(Task objective)
For each line of the data below that holds "name", copy the line.

[Records contained in a dataset]
════════════════
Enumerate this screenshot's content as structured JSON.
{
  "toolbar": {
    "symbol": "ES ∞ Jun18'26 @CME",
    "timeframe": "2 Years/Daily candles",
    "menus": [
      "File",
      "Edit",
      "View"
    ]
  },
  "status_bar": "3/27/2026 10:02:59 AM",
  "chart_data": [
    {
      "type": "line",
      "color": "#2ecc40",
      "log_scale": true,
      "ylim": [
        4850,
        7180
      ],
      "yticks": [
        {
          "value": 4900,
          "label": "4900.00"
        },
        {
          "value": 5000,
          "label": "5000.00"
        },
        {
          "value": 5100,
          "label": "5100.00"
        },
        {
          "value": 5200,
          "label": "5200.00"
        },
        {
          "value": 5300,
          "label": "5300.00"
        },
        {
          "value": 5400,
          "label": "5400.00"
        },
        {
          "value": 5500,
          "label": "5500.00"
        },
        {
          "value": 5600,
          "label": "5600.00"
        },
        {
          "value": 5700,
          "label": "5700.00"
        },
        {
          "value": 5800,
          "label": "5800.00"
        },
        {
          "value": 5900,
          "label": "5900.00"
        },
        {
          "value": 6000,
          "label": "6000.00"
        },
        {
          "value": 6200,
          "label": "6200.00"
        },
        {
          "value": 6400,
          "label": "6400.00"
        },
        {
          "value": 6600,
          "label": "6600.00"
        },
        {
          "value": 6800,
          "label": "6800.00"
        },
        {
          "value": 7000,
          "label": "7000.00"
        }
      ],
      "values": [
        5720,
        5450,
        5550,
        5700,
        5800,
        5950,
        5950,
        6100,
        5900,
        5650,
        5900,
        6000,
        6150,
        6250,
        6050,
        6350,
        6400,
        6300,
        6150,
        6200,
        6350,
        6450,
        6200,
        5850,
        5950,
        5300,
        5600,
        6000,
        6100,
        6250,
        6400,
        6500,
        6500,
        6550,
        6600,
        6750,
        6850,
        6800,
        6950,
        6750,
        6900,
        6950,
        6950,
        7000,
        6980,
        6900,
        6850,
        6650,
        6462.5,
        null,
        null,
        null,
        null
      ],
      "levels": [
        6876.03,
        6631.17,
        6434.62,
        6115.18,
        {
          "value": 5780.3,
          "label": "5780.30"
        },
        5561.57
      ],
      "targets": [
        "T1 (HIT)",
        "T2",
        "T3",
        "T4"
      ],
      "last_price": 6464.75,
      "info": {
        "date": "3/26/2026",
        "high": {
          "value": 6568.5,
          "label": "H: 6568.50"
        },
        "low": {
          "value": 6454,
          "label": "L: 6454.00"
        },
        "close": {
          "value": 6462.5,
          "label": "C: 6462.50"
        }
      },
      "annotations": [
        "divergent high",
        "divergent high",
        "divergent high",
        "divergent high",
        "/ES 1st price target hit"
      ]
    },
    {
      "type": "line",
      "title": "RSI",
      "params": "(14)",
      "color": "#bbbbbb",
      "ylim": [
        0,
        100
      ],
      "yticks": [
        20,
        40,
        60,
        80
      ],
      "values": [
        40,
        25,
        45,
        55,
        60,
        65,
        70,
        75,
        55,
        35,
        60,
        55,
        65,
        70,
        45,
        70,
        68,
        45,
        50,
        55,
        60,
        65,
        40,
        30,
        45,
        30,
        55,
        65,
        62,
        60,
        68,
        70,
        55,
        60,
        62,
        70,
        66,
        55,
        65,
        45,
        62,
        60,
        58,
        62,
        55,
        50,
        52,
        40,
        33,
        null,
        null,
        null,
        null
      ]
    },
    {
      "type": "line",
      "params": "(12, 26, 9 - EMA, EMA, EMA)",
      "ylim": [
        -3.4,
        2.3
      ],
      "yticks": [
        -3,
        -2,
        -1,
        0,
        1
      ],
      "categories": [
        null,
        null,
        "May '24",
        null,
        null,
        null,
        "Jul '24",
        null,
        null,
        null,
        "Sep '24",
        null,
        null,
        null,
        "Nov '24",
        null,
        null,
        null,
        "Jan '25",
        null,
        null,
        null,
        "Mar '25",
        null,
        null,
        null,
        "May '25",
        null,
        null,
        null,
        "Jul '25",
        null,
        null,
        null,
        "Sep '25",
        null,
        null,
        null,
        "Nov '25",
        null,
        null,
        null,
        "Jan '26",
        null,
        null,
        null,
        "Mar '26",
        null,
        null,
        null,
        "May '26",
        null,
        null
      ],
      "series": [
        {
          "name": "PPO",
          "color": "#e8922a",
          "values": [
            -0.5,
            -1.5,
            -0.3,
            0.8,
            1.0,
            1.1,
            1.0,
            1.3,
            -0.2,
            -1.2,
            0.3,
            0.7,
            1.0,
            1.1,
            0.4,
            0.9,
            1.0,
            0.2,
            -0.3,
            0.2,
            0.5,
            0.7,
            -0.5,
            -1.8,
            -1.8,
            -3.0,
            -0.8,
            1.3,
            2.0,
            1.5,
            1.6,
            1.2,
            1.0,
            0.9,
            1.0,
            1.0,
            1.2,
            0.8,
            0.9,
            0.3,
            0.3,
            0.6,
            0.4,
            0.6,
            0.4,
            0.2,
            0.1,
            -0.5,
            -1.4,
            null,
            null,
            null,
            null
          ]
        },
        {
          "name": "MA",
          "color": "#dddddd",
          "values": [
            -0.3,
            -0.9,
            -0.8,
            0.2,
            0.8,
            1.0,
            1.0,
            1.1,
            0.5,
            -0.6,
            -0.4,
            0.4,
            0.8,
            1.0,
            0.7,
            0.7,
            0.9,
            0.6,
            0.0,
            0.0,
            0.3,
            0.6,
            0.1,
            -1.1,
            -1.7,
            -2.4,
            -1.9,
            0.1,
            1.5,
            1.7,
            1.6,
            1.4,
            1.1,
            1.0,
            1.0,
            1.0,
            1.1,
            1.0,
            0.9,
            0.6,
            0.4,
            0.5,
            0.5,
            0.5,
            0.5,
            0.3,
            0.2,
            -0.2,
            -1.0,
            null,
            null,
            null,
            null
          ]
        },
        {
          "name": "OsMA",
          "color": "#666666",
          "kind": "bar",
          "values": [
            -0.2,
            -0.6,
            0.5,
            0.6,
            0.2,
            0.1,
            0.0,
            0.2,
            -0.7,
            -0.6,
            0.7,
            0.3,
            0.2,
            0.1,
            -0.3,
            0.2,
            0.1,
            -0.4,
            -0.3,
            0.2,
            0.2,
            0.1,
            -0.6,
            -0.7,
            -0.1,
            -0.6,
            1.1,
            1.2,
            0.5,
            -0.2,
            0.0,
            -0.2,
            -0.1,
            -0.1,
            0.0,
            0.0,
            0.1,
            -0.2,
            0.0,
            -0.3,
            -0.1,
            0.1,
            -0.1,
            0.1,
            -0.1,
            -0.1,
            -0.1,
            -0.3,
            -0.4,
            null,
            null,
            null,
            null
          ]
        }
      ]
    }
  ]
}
════════════════
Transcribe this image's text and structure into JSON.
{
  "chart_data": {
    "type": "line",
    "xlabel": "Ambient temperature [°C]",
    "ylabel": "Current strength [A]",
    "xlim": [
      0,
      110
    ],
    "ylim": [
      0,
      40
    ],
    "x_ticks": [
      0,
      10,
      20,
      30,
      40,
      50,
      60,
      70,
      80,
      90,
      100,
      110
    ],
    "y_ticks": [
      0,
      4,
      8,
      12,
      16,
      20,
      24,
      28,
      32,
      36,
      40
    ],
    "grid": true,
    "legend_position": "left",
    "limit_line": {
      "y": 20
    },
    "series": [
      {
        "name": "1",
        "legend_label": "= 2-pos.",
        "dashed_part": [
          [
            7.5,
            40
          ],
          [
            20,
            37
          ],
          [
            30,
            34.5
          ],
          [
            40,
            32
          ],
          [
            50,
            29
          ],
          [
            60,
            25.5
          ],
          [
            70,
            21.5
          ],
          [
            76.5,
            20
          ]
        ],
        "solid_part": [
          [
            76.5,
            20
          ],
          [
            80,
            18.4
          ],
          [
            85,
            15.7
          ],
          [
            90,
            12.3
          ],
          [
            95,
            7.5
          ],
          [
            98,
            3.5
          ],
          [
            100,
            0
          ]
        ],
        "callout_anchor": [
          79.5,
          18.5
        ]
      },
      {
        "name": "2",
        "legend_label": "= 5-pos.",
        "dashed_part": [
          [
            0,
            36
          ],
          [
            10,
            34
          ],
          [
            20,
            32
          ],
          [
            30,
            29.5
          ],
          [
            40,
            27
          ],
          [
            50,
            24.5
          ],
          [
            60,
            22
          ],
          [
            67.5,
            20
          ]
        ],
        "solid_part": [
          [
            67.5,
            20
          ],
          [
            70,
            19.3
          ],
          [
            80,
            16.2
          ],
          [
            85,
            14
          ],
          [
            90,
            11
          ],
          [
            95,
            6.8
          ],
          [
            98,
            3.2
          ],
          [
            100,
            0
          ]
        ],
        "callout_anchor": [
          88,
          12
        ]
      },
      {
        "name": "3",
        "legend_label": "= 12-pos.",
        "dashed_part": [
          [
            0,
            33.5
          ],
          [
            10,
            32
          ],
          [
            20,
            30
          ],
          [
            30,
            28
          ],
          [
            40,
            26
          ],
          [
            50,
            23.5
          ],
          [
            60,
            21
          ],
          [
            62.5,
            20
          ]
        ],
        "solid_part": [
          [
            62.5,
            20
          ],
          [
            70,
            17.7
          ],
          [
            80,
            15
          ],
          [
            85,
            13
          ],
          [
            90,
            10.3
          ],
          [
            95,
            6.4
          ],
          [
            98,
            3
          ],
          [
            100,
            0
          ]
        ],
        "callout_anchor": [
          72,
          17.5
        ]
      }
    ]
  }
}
════════════════
(Written answer)
          "name": "PPO",
          "name": "MA",
          "name": "OsMA",
        "name": "1",
        "name": "2",
        "name": "3",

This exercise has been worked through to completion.